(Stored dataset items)

++++++++

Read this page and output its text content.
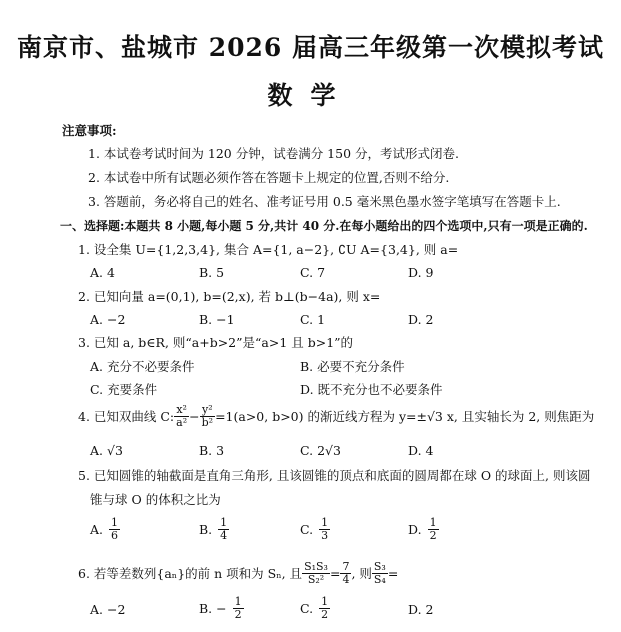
南京市、盐城市 2026 届高三年级第一次模拟考试
数学
注意事项:
1. 本试卷考试时间为 120 分钟，试卷满分 150 分，考试形式闭卷.
2. 本试卷中所有试题必须作答在答题卡上规定的位置,否则不给分.
3. 答题前，务必将自己的姓名、准考证号用 0.5 毫米黑色墨水签字笔填写在答题卡上.
一、选择题:本题共 8 小题,每小题 5 分,共计 40 分.在每小题给出的四个选项中,只有一项是正确的.
1. 设全集 U={1,2,3,4}, 集合 A={1, a−2}, ∁U A={3,4}, 则 a=
A. 4	B. 5	C. 7	D. 9
2. 已知向量 a=(0,1), b=(2,x), 若 b⊥(b−4a), 则 x=
A. −2	B. −1	C. 1	D. 2
3. 已知 a, b∈R, 则“a+b>2”是“a>1 且 b>1”的
A. 充分不必要条件	B. 必要不充分条件
C. 充要条件	D. 既不充分也不必要条件
4. 已知双曲线 C: $\frac{\text{x²}}{\text{a²}} - \frac{\text{y²}}{\text{b²}} =1(a>0$, b>0) 的渐近线方程为 y=±√3 x, 且实轴长为 2, 则焦距为
A. √3	B. 3	C. 2√3	D. 4
5. 已知圆锥的轴截面是直角三角形, 且该圆锥的顶点和底面的圆周都在球 O 的球面上, 则该圆
锥与球 O 的体积之比为
A. $\frac{1}{6}$	B. $\frac{1}{4}$	C. $\frac{1}{3}$	D. $\frac{1}{2}$
6. 若等差数列{aₙ}的前 n 项和为 Sₙ, 且 $\frac{\text{S₁S₃}}{\text{S₂²}} = \frac{7}{4}$ , 则 $\frac{\text{S₃}}{\text{S₄}}$ =
A. −2	B. − $\frac{1}{2}$	C. $\frac{1}{2}$	D. 2
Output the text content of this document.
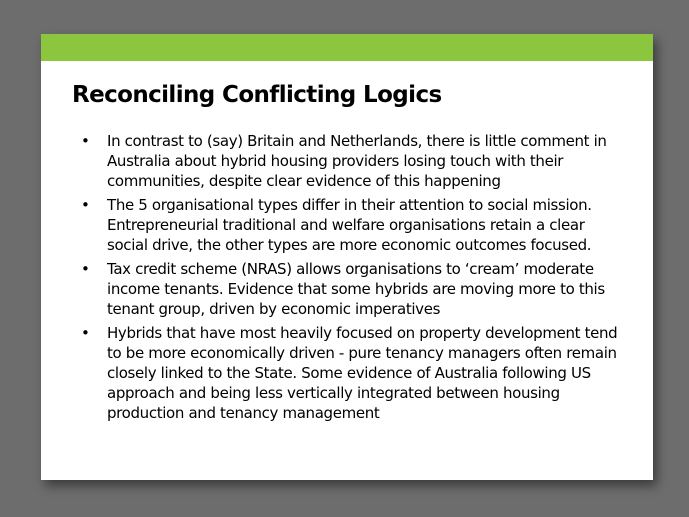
Reconciling Conflicting Logics
•	In contrast to (say) Britain and Netherlands, there is little comment in Australia about hybrid housing providers losing touch with their communities, despite clear evidence of this happening
•	The 5 organisational types differ in their attention to social mission. Entrepreneurial traditional and welfare organisations retain a clear social drive, the other types are more economic outcomes focused.
•	Tax credit scheme (NRAS) allows organisations to ‘cream’ moderate income tenants. Evidence that some hybrids are moving more to this tenant group, driven by economic imperatives
•	Hybrids that have most heavily focused on property development tend to be more economically driven - pure tenancy managers often remain closely linked to the State. Some evidence of Australia following US approach and being less vertically integrated between housing production and tenancy management
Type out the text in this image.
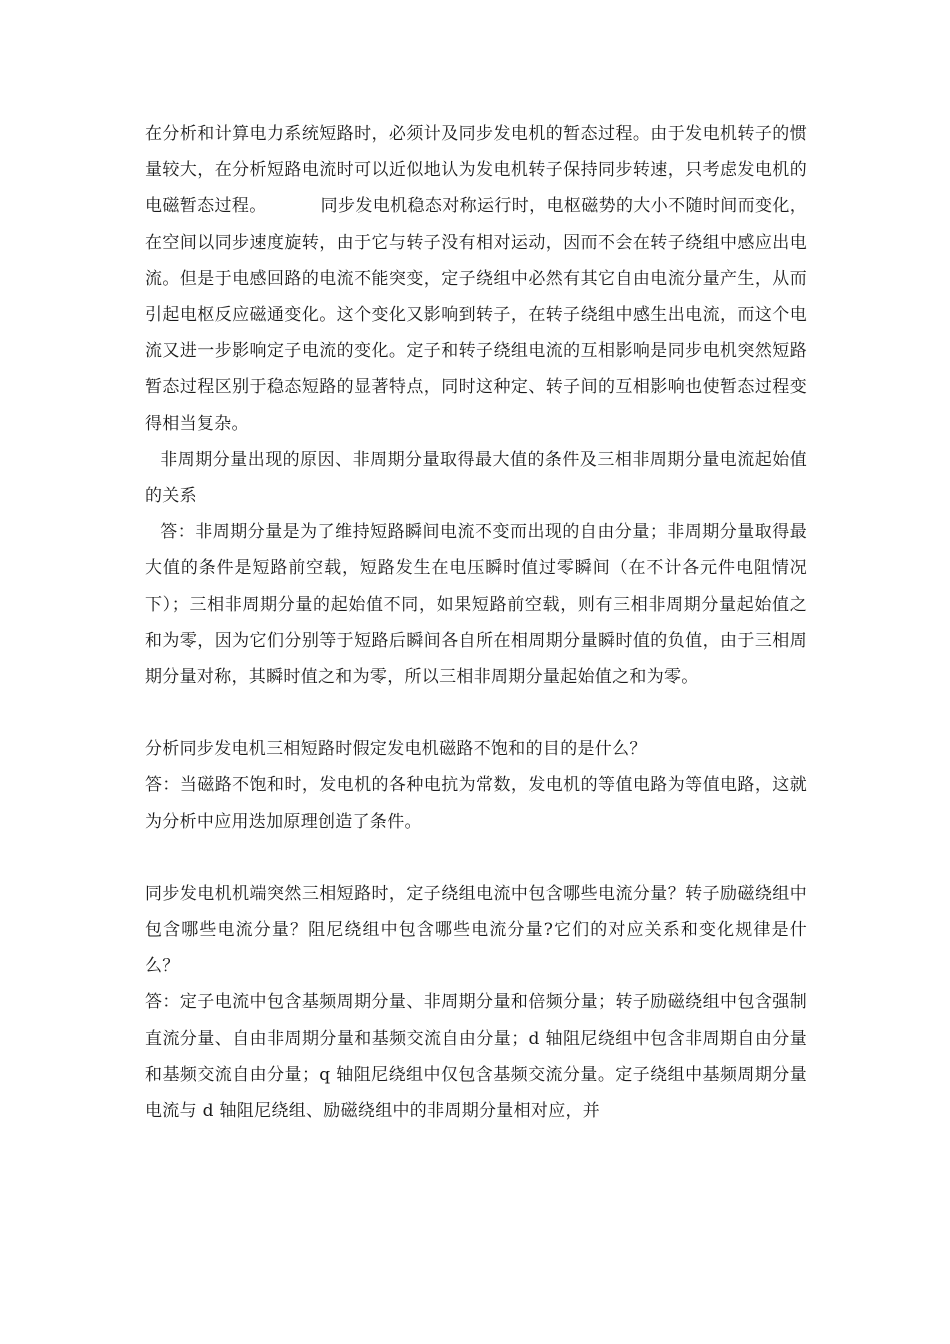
在分析和计算电力系统短路时，必须计及同步发电机的暂态过程。由于发电机转子的惯量较大，在分析短路电流时可以近似地认为发电机转子保持同步转速，只考虑发电机的电磁暂态过程。	同步发电机稳态对称运行时，电枢磁势的大小不随时间而变化，在空间以同步速度旋转，由于它与转子没有相对运动，因而不会在转子绕组中感应出电流。但是于电感回路的电流不能突变，定子绕组中必然有其它自由电流分量产生，从而引起电枢反应磁通变化。这个变化又影响到转子，在转子绕组中感生出电流，而这个电流又进一步影响定子电流的变化。定子和转子绕组电流的互相影响是同步电机突然短路暂态过程区别于稳态短路的显著特点，同时这种定、转子间的互相影响也使暂态过程变得相当复杂。

非周期分量出现的原因、非周期分量取得最大值的条件及三相非周期分量电流起始值的关系

答：非周期分量是为了维持短路瞬间电流不变而出现的自由分量；非周期分量取得最大值的条件是短路前空载，短路发生在电压瞬时值过零瞬间（在不计各元件电阻情况下）；三相非周期分量的起始值不同，如果短路前空载，则有三相非周期分量起始值之和为零，因为它们分别等于短路后瞬间各自所在相周期分量瞬时值的负值，由于三相周期分量对称，其瞬时值之和为零，所以三相非周期分量起始值之和为零。

分析同步发电机三相短路时假定发电机磁路不饱和的目的是什么？

答：当磁路不饱和时，发电机的各种电抗为常数，发电机的等值电路为等值电路，这就为分析中应用迭加原理创造了条件。

同步发电机机端突然三相短路时，定子绕组电流中包含哪些电流分量？转子励磁绕组中包含哪些电流分量？阻尼绕组中包含哪些电流分量?它们的对应关系和变化规律是什么？

答：定子电流中包含基频周期分量、非周期分量和倍频分量；转子励磁绕组中包含强制直流分量、自由非周期分量和基频交流自由分量；d 轴阻尼绕组中包含非周期自由分量和基频交流自由分量；q 轴阻尼绕组中仅包含基频交流分量。定子绕组中基频周期分量电流与 d 轴阻尼绕组、励磁绕组中的非周期分量相对应，并
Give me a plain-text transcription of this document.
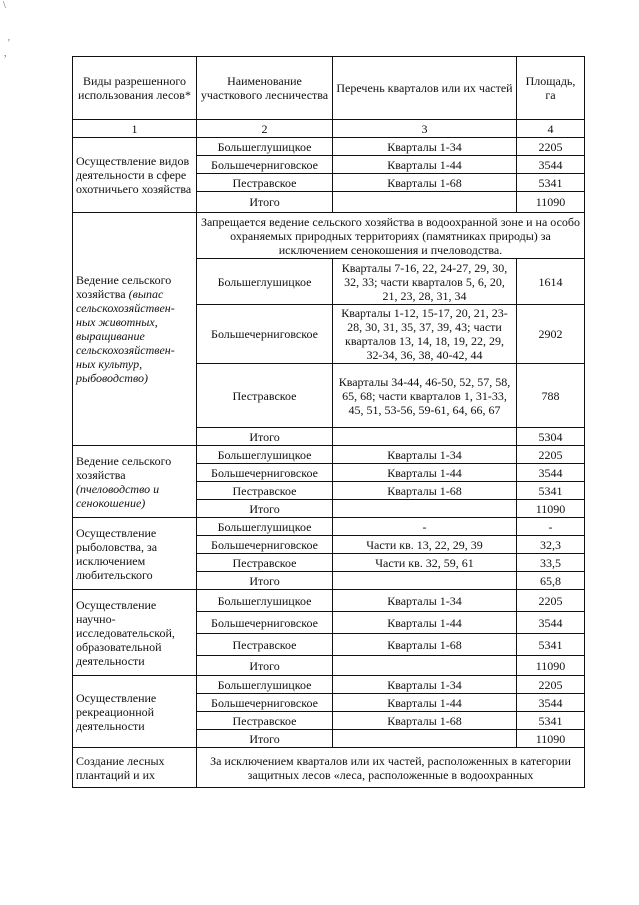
\
'
,
Виды разрешенного использования лесов*	Наименование участкового лесничества	Перечень кварталов или их частей	Площадь, га
1	2	3	4
Осуществление видов деятельности в сфере охотничьего хозяйства	Большеглушицкое	Кварталы 1-34	2205
	Большечерниговское	Кварталы 1-44	3544
	Пестравское	Кварталы 1-68	5341
	Итого		11090
Ведение сельского хозяйства (выпас сельскохозяйствен-ных животных, выращивание сельскохозяйствен-ных культур, рыбоводство)	Запрещается ведение сельского хозяйства в водоохранной зоне и на особо охраняемых природных территориях (памятниках природы) за исключением сенокошения и пчеловодства.		
	Большеглушицкое	Кварталы 7-16, 22, 24-27, 29, 30, 32, 33; части кварталов 5, 6, 20, 21, 23, 28, 31, 34	1614
	Большечерниговское	Кварталы 1-12, 15-17, 20, 21, 23-28, 30, 31, 35, 37, 39, 43; части кварталов 13, 14, 18, 19, 22, 29, 32-34, 36, 38, 40-42, 44	2902
	Пестравское	Кварталы 34-44, 46-50, 52, 57, 58, 65, 68; части кварталов 1, 31-33, 45, 51, 53-56, 59-61, 64, 66, 67	788
	Итого		5304
Ведение сельского хозяйства (пчеловодство и сенокошение)	Большеглушицкое	Кварталы 1-34	2205
	Большечерниговское	Кварталы 1-44	3544
	Пестравское	Кварталы 1-68	5341
	Итого		11090
Осуществление рыболовства, за исключением любительского	Большеглушицкое	-	-
	Большечерниговское	Части кв. 13, 22, 29, 39	32,3
	Пестравское	Части кв. 32, 59, 61	33,5
	Итого		65,8
Осуществление научно-исследовательской, образовательной деятельности	Большеглушицкое	Кварталы 1-34	2205
	Большечерниговское	Кварталы 1-44	3544
	Пестравское	Кварталы 1-68	5341
	Итого		11090
Осуществление рекреационной деятельности	Большеглушицкое	Кварталы 1-34	2205
	Большечерниговское	Кварталы 1-44	3544
	Пестравское	Кварталы 1-68	5341
	Итого		11090
Создание лесных плантаций и их	За исключением кварталов или их частей, расположенных в категории защитных лесов «леса, расположенные в водоохранных		
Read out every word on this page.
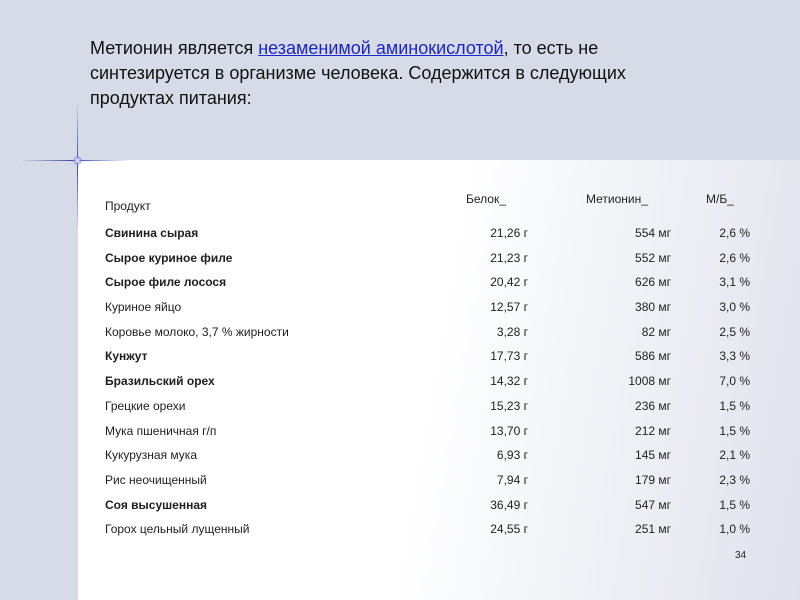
Метионин является незаменимой аминокислотой, то есть не синтезируется в организме человека. Содержится в следующих продуктах питания:
Продукт	Белок_	Метионин_	М/Б_
Свинина сырая	21,26 г	554 мг	2,6 %
Сырое куриное филе	21,23 г	552 мг	2,6 %
Сырое филе лосося	20,42 г	626 мг	3,1 %
Куриное яйцо	12,57 г	380 мг	3,0 %
Коровье молоко, 3,7 % жирности	3,28 г	82 мг	2,5 %
Кунжут	17,73 г	586 мг	3,3 %
Бразильский орех	14,32 г	1008 мг	7,0 %
Грецкие орехи	15,23 г	236 мг	1,5 %
Мука пшеничная г/п	13,70 г	212 мг	1,5 %
Кукурузная мука	6,93 г	145 мг	2,1 %
Рис неочищенный	7,94 г	179 мг	2,3 %
Соя высушенная	36,49 г	547 мг	1,5 %
Горох цельный лущенный	24,55 г	251 мг	1,0 %
34
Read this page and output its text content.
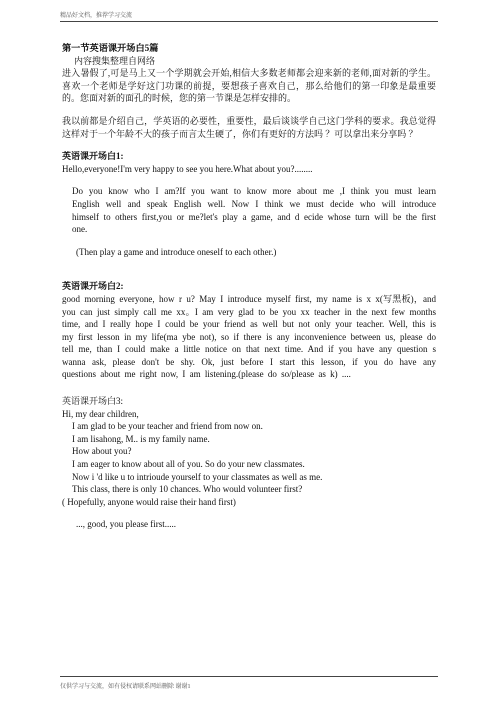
精品好文档，推荐学习交流

第一节英语课开场白5篇

内容搜集整理自网络

进入暑假了,可是马上又一个学期就会开始,相信大多数老师都会迎来新的老师,面对新的学生。喜欢一个老师是学好这门功课的前提，要想孩子喜欢自己，那么给他们的第一印象是最重要的。您面对新的面孔的时候，您的第一节课是怎样安排的。

我以前都是介绍自己，学英语的必要性，重要性，最后谈谈学自己这门学科的要求。我总觉得这样对于一个年龄不大的孩子而言太生硬了，你们有更好的方法吗 ？可以拿出来分享吗 ？

英语课开场白1:

Hello,everyone!I'm very happy to see you here.What about you?........

Do you know who I am?If you want to know more about me ,I think you must learn English well and speak English well. Now I think we must decide who will introduce himself to others first,you or me?let's play a game, and d ecide whose turn will be the first one.

(Then play a game and introduce oneself to each other.)

英语课开场白2:

good morning everyone, how r u? May I introduce myself first, my name is x x(写黑板)，and you can just simply call me xx。I am very glad to be you xx teacher in the next few months time, and I really hope I could be your friend as well but not only your teacher. Well, this is my first lesson in my life(ma ybe not), so if there is any inconvenience between us, please do tell me, than I could make a little notice on that next time. And if you have any question s wanna ask, please don't be shy. Ok, just before I start this lesson, if you do have any questions about me right now, I am listening.(please do so/please as k) ....

英语课开场白3:

Hi, my dear children,

I am glad to be your teacher and friend from now on.

I am lisahong, M.. is my family name.

How about you?

I am eager to know about all of you. So do your new classmates.

Now i 'd like u to intrioude yourself to your classmates as well as me.

This class, there is only 10 chances. Who would volunteer first?

( Hopefully, anyone would raise their hand first)

..., good, you please first.....

仅供学习与交流，如有侵权请联系网站删除 谢谢1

++++++++

= PROMPT =
Report back each line of the entries that holds the string "classmates".

= THE OUTPUT =
I am eager to know about all of you. So do your new classmates.
Now i 'd like u to intrioude yourself to your classmates as well as me.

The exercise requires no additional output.